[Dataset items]
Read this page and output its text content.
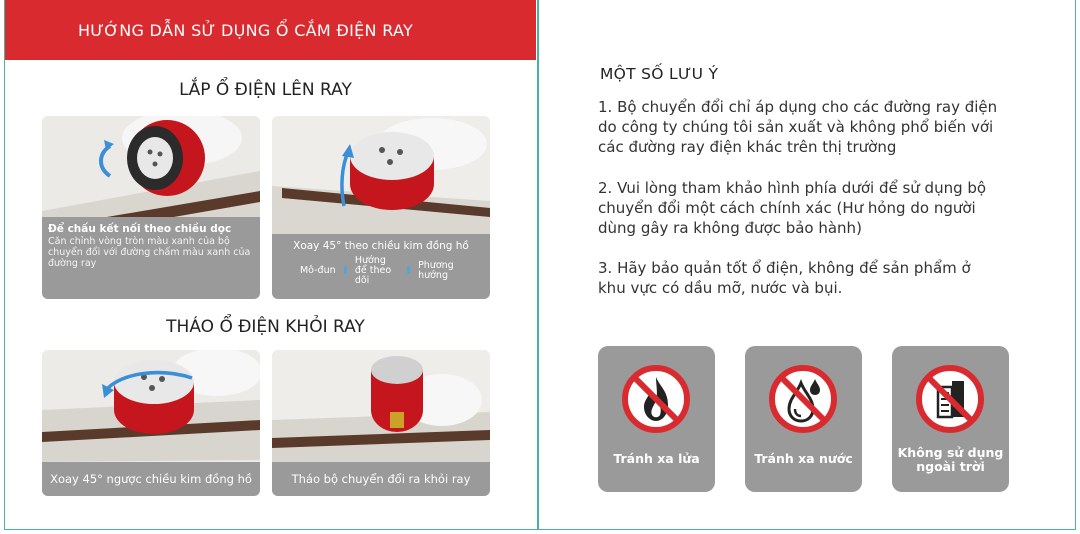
HƯỚNG DẪN SỬ DỤNG Ổ CẮM ĐIỆN RAY
LẮP Ổ ĐIỆN LÊN RAY
Để chấu kết nối theo chiều dọc
Căn chỉnh vòng tròn màu xanh của bộ chuyển đổi với đường chấm màu xanh của đường ray
Xoay 45° theo chiều kim đồng hồ
Mô-đun ⬆
Hướng để theo dõi
⬆ Phương hướng
THÁO Ổ ĐIỆN KHỎI RAY
Xoay 45° ngược chiều kim đồng hồ	Tháo bộ chuyển đổi ra khỏi ray
MỘT SỐ LƯU Ý
1. Bộ chuyển đổi chỉ áp dụng cho các đường ray điện do công ty chúng tôi sản xuất và không phổ biến với các đường ray điện khác trên thị trường
2. Vui lòng tham khảo hình phía dưới để sử dụng bộ chuyển đổi một cách chính xác (Hư hỏng do người dùng gây ra không được bảo hành)
3. Hãy bảo quản tốt ổ điện, không để sản phẩm ở khu vực có dầu mỡ, nước và bụi.
Tránh xa lửa	Tránh xa nước	Không sử dụng
ngoài trời
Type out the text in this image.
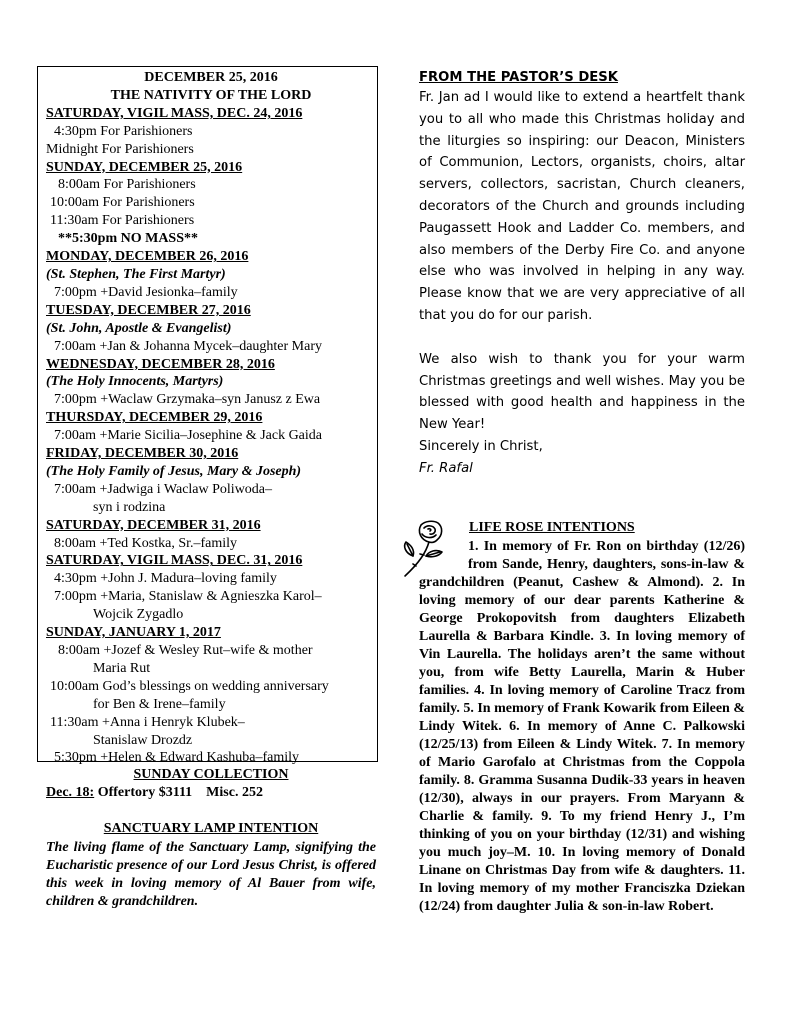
DECEMBER 25, 2016
THE NATIVITY OF THE LORD
SATURDAY, VIGIL MASS, DEC. 24, 2016
4:30pm For Parishioners
Midnight For Parishioners
SUNDAY, DECEMBER 25, 2016
8:00am For Parishioners
10:00am For Parishioners
11:30am For Parishioners
**5:30pm NO MASS**
MONDAY, DECEMBER 26, 2016
(St. Stephen, The First Martyr)
7:00pm +David Jesionka–family
TUESDAY, DECEMBER 27, 2016
(St. John, Apostle & Evangelist)
7:00am +Jan & Johanna Mycek–daughter Mary
WEDNESDAY, DECEMBER 28, 2016
(The Holy Innocents, Martyrs)
7:00pm +Waclaw Grzymaka–syn Janusz z Ewa
THURSDAY, DECEMBER 29, 2016
7:00am +Marie Sicilia–Josephine & Jack Gaida
FRIDAY, DECEMBER 30, 2016
(The Holy Family of Jesus, Mary & Joseph)
7:00am +Jadwiga i Waclaw Poliwoda–
syn i rodzina
SATURDAY, DECEMBER 31, 2016
8:00am +Ted Kostka, Sr.–family
SATURDAY, VIGIL MASS, DEC. 31, 2016
4:30pm +John J. Madura–loving family
7:00pm +Maria, Stanislaw & Agnieszka Karol–
Wojcik Zygadlo
SUNDAY, JANUARY 1, 2017
8:00am +Jozef & Wesley Rut–wife & mother
Maria Rut
10:00am God’s blessings on wedding anniversary
for Ben & Irene–family
11:30am +Anna i Henryk Klubek–
Stanislaw Drozdz
5:30pm +Helen & Edward Kashuba–family
SUNDAY COLLECTION
Dec. 18: Offertory $3111    Misc. 252
SANCTUARY LAMP INTENTION

The living flame of the Sanctuary Lamp, signifying the Eucharistic presence of our Lord Jesus Christ, is offered this week in loving memory of Al Bauer from wife, children & grandchildren.

FROM THE PASTOR’S DESK

Fr. Jan ad I would like to extend a heartfelt thank you to all who made this Christmas holiday and the liturgies so inspiring: our Deacon, Ministers of Communion, Lectors, organists, choirs, altar servers, collectors, sacristan, Church cleaners, decorators of the Church and grounds including Paugassett Hook and Ladder Co. members, and also members of the Derby Fire Co. and anyone else who was involved in helping in any way. Please know that we are very appreciative of all that you do for our parish.

We also wish to thank you for your warm Christmas greetings and well wishes. May you be blessed with good health and happiness in the New Year!

Sincerely in Christ,
Fr. Rafal
LIFE ROSE INTENTIONS
1. In memory of Fr. Ron on birthday (12/26) from Sande, Henry, daughters, sons-in-law & grandchildren (Peanut, Cashew & Almond). 2. In loving memory of our dear parents Katherine & George Prokopovitsh from daughters Elizabeth Laurella & Barbara Kindle. 3. In loving memory of Vin Laurella. The holidays aren’t the same without you, from wife Betty Laurella, Marin & Huber families. 4. In loving memory of Caroline Tracz from family. 5. In memory of Frank Kowarik from Eileen & Lindy Witek. 6. In memory of Anne C. Palkowski (12/25/13) from Eileen & Lindy Witek. 7. In memory of Mario Garofalo at Christmas from the Coppola family. 8. Gramma Susanna Dudik-33 years in heaven (12/30), always in our prayers. From Maryann & Charlie & family. 9. To my friend Henry J., I’m thinking of you on your birthday (12/31) and wishing you much joy–M. 10. In loving memory of Donald Linane on Christmas Day from wife & daughters. 11. In loving memory of my mother Franciszka Dziekan (12/24) from daughter Julia & son-in-law Robert.
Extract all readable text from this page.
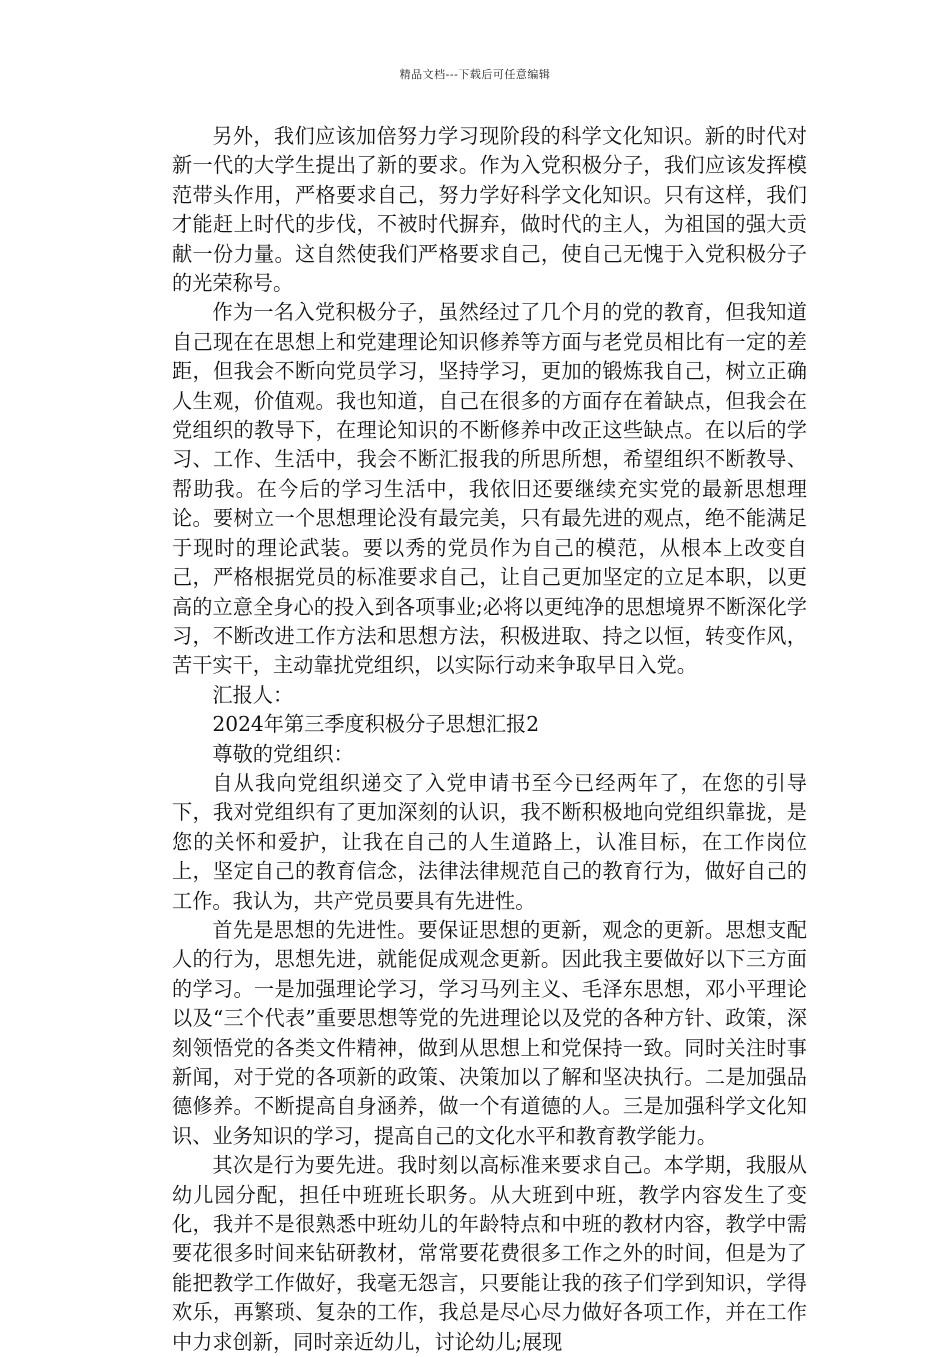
精品文档---下载后可任意编辑

另外，我们应该加倍努力学习现阶段的科学文化知识。新的时代对新一代的大学生提出了新的要求。作为入党积极分子，我们应该发挥模范带头作用，严格要求自己，努力学好科学文化知识。只有这样，我们才能赶上时代的步伐，不被时代摒弃，做时代的主人，为祖国的强大贡献一份力量。这自然使我们严格要求自己，使自己无愧于入党积极分子的光荣称号。

作为一名入党积极分子，虽然经过了几个月的党的教育，但我知道自己现在在思想上和党建理论知识修养等方面与老党员相比有一定的差距，但我会不断向党员学习，坚持学习，更加的锻炼我自己，树立正确人生观，价值观。我也知道，自己在很多的方面存在着缺点，但我会在党组织的教导下，在理论知识的不断修养中改正这些缺点。在以后的学习、工作、生活中，我会不断汇报我的所思所想，希望组织不断教导、帮助我。在今后的学习生活中，我依旧还要继续充实党的最新思想理论。要树立一个思想理论没有最完美，只有最先进的观点，绝不能满足于现时的理论武装。要以秀的党员作为自己的模范，从根本上改变自己，严格根据党员的标准要求自己，让自己更加坚定的立足本职，以更高的立意全身心的投入到各项事业;必将以更纯净的思想境界不断深化学习，不断改进工作方法和思想方法，积极进取、持之以恒，转变作风，苦干实干，主动靠扰党组织，以实际行动来争取早日入党。

汇报人：

2024年第三季度积极分子思想汇报2

尊敬的党组织：

自从我向党组织递交了入党申请书至今已经两年了，在您的引导下，我对党组织有了更加深刻的认识，我不断积极地向党组织靠拢，是您的关怀和爱护，让我在自己的人生道路上，认准目标，在工作岗位上，坚定自己的教育信念，法律法律规范自己的教育行为，做好自己的工作。我认为，共产党员要具有先进性。

首先是思想的先进性。要保证思想的更新，观念的更新。思想支配人的行为，思想先进，就能促成观念更新。因此我主要做好以下三方面的学习。一是加强理论学习，学习马列主义、毛泽东思想，邓小平理论以及“三个代表”重要思想等党的先进理论以及党的各种方针、政策，深刻领悟党的各类文件精神，做到从思想上和党保持一致。同时关注时事新闻，对于党的各项新的政策、决策加以了解和坚决执行。二是加强品德修养。不断提高自身涵养，做一个有道德的人。三是加强科学文化知识、业务知识的学习，提高自己的文化水平和教育教学能力。

其次是行为要先进。我时刻以高标准来要求自己。本学期，我服从幼儿园分配，担任中班班长职务。从大班到中班，教学内容发生了变化，我并不是很熟悉中班幼儿的年龄特点和中班的教材内容，教学中需要花很多时间来钻研教材，常常要花费很多工作之外的时间，但是为了能把教学工作做好，我毫无怨言，只要能让我的孩子们学到知识，学得欢乐，再繁琐、复杂的工作，我总是尽心尽力做好各项工作，并在工作中力求创新，同时亲近幼儿，讨论幼儿;展现
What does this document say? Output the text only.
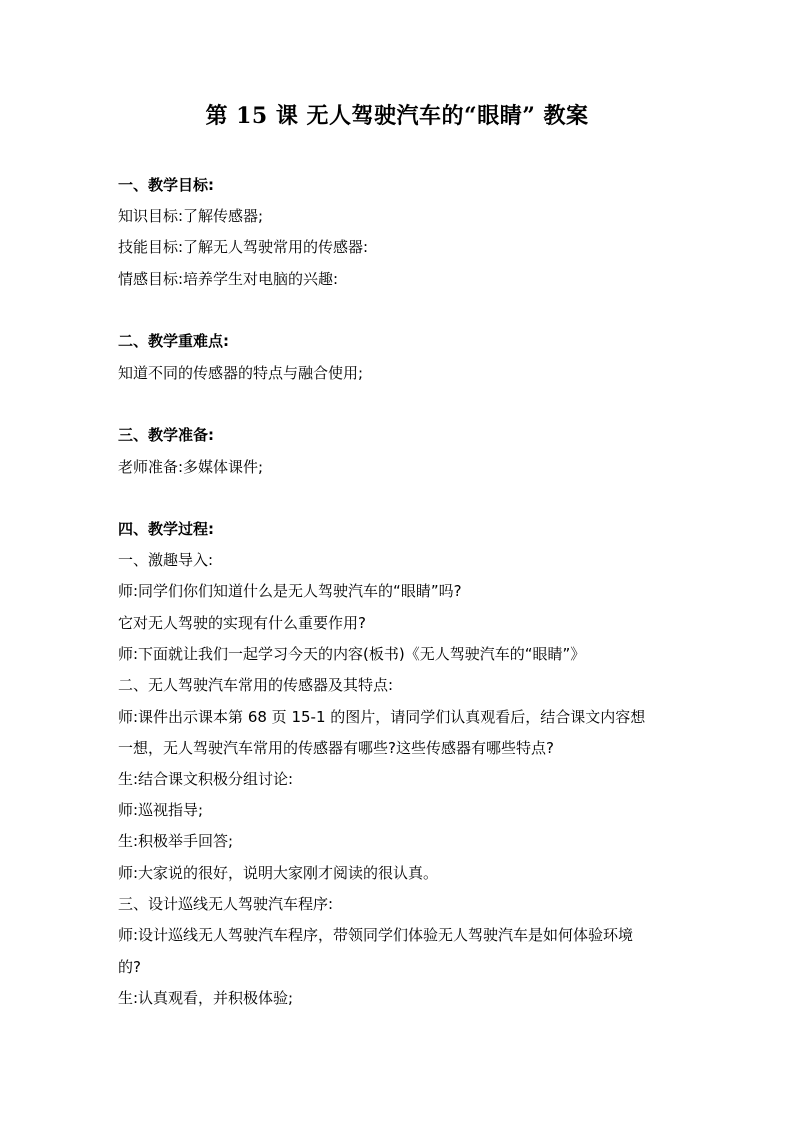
第 15 课 无人驾驶汽车的“眼睛” 教案
一、教学目标:
知识目标:了解传感器;
技能目标:了解无人驾驶常用的传感器:
情感目标:培养学生对电脑的兴趣:
二、教学重难点:
知道不同的传感器的特点与融合使用;
三、教学准备:
老师准备:多媒体课件;
四、教学过程:
一、激趣导入:
师:同学们你们知道什么是无人驾驶汽车的“眼睛”吗?
它对无人驾驶的实现有什么重要作用?
师:下面就让我们一起学习今天的内容(板书)《无人驾驶汽车的“眼睛”》
二、无人驾驶汽车常用的传感器及其特点:
师:课件出示课本第 68 页 15-1 的图片，请同学们认真观看后，结合课文内容想
一想，无人驾驶汽车常用的传感器有哪些?这些传感器有哪些特点?
生:结合课文积极分组讨论:
师:巡视指导;
生:积极举手回答;
师:大家说的很好，说明大家刚才阅读的很认真。
三、设计巡线无人驾驶汽车程序:
师:设计巡线无人驾驶汽车程序，带领同学们体验无人驾驶汽车是如何体验环境
的?
生:认真观看，并积极体验;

Work required
Search the entries for the word "page" and gather every line where it appears.

Written solution
Read this page and output its text content.
Extract all readable text from this page.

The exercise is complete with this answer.